==== Material provided ====
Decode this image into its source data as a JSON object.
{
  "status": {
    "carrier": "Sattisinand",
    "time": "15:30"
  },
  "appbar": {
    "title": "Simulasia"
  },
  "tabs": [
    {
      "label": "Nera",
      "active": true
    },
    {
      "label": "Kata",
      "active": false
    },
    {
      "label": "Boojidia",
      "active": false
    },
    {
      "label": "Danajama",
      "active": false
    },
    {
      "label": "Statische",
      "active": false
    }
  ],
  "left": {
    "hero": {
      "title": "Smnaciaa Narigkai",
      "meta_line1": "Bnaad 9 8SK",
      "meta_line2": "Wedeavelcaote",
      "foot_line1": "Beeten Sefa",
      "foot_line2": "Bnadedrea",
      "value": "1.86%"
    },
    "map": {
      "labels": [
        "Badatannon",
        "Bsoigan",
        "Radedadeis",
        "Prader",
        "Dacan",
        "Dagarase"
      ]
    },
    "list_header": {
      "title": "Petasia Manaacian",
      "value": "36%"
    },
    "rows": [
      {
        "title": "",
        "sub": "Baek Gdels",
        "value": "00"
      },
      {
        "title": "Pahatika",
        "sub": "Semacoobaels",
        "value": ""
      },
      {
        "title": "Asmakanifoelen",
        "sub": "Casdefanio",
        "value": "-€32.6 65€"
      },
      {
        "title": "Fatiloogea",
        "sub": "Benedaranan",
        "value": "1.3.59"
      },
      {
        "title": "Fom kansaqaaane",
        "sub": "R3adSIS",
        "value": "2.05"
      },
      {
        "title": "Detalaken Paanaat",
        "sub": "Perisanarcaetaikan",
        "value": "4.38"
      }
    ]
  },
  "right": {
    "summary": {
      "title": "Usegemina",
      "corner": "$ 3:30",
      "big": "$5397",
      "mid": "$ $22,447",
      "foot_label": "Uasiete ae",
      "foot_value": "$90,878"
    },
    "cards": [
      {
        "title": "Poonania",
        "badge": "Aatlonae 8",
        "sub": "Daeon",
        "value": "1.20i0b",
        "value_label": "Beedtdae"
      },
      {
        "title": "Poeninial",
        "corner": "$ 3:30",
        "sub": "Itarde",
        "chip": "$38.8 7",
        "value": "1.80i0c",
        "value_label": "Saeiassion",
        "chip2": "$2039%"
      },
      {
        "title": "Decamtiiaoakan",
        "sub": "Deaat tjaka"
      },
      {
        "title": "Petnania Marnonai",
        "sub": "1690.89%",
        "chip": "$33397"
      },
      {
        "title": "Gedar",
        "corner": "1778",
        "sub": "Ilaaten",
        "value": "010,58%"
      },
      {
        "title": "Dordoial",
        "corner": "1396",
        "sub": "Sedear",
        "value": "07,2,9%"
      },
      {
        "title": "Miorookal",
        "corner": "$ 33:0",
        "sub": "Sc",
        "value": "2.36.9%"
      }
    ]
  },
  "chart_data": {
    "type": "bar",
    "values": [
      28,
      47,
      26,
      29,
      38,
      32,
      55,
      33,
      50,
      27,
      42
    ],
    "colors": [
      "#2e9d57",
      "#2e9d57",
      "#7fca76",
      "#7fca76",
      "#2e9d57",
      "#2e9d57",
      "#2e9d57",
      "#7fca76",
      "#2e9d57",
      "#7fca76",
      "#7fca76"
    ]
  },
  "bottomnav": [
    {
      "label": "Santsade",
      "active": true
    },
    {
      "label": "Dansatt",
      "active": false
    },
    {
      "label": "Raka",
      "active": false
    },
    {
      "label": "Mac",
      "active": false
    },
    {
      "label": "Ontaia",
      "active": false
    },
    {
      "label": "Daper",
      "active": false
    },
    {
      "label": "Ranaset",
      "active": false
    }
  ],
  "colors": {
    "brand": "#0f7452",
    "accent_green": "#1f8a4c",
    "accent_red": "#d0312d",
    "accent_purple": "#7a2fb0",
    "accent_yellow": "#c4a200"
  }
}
====
Every entry must be quoted exactly as it appears above.

**Finished exercise**
Decode this image into its source data as a JSON object.
{
  "status": {
    "carrier": "Sattisinand",
    "time": "15:30"
  },
  "appbar": {
    "title": "Simulasia"
  },
  "tabs": [
    {
      "label": "Nera",
      "active": true
    },
    {
      "label": "Kata",
      "active": false
    },
    {
      "label": "Boojidia",
      "active": false
    },
    {
      "label": "Danajama",
      "active": false
    },
    {
      "label": "Statische",
      "active": false
    }
  ],
  "left": {
    "hero": {
      "title": "Smnaciaa Narigkai",
      "meta_line1": "Bnaad 9 8SK",
      "meta_line2": "Wedeavelcaote",
      "foot_line1": "Beeten Sefa",
      "foot_line2": "Bnadedrea",
      "value": "1.86%"
    },
    "map": {
      "labels": [
        "Badatannon",
        "Bsoigan",
        "Radedadeis",
        "Prader",
        "Dacan",
        "Dagarase"
      ]
    },
    "list_header": {
      "title": "Petasia Manaacian",
      "value": "36%"
    },
    "rows": [
      {
        "title": "",
        "sub": "Baek Gdels",
        "value": "00"
      },
      {
        "title": "Pahatika",
        "sub": "Semacoobaels",
        "value": ""
      },
      {
        "title": "Asmakanifoelen",
        "sub": "Casdefanio",
        "value": "-€32.6 65€"
      },
      {
        "title": "Fatiloogea",
        "sub": "Benedaranan",
        "value": "1.3.59"
      },
      {
        "title": "Fom kansaqaaane",
        "sub": "R3adSIS",
        "value": "2.05"
      },
      {
        "title": "Detalaken Paanaat",
        "sub": "Perisanarcaetaikan",
        "value": "4.38"
      }
    ]
  },
  "right": {
    "summary": {
      "title": "Usegemina",
      "corner": "$ 3:30",
      "big": "$5397",
      "mid": "$ $22,447",
      "foot_label": "Uasiete ae",
      "foot_value": "$90,878"
    },
    "cards": [
      {
        "title": "Poonania",
        "badge": "Aatlonae 8",
        "sub": "Daeon",
        "value": "1.20i0b",
        "value_label": "Beedtdae"
      },
      {
        "title": "Poeninial",
        "corner": "$ 3:30",
        "sub": "Itarde",
        "chip": "$38.8 7",
        "value": "1.80i0c",
        "value_label": "Saeiassion",
        "chip2": "$2039%"
      },
      {
        "title": "Decamtiiaoakan",
        "sub": "Deaat tjaka"
      },
      {
        "title": "Petnania Marnonai",
        "sub": "1690.89%",
        "chip": "$33397"
      },
      {
        "title": "Gedar",
        "corner": "1778",
        "sub": "Ilaaten",
        "value": "010,58%"
      },
      {
        "title": "Dordoial",
        "corner": "1396",
        "sub": "Sedear",
        "value": "07,2,9%"
      },
      {
        "title": "Miorookal",
        "corner": "$ 33:0",
        "sub": "Sc",
        "value": "2.36.9%"
      }
    ]
  },
  "chart_data": {
    "type": "bar",
    "values": [
      28,
      47,
      26,
      29,
      38,
      32,
      55,
      33,
      50,
      27,
      42
    ],
    "colors": [
      "#2e9d57",
      "#2e9d57",
      "#7fca76",
      "#7fca76",
      "#2e9d57",
      "#2e9d57",
      "#2e9d57",
      "#7fca76",
      "#2e9d57",
      "#7fca76",
      "#7fca76"
    ]
  },
  "bottomnav": [
    {
      "label": "Santsade",
      "active": true
    },
    {
      "label": "Dansatt",
      "active": false
    },
    {
      "label": "Raka",
      "active": false
    },
    {
      "label": "Mac",
      "active": false
    },
    {
      "label": "Ontaia",
      "active": false
    },
    {
      "label": "Daper",
      "active": false
    },
    {
      "label": "Ranaset",
      "active": false
    }
  ],
  "colors": {
    "brand": "#0f7452",
    "accent_green": "#1f8a4c",
    "accent_red": "#d0312d",
    "accent_purple": "#7a2fb0",
    "accent_yellow": "#c4a200"
  }
}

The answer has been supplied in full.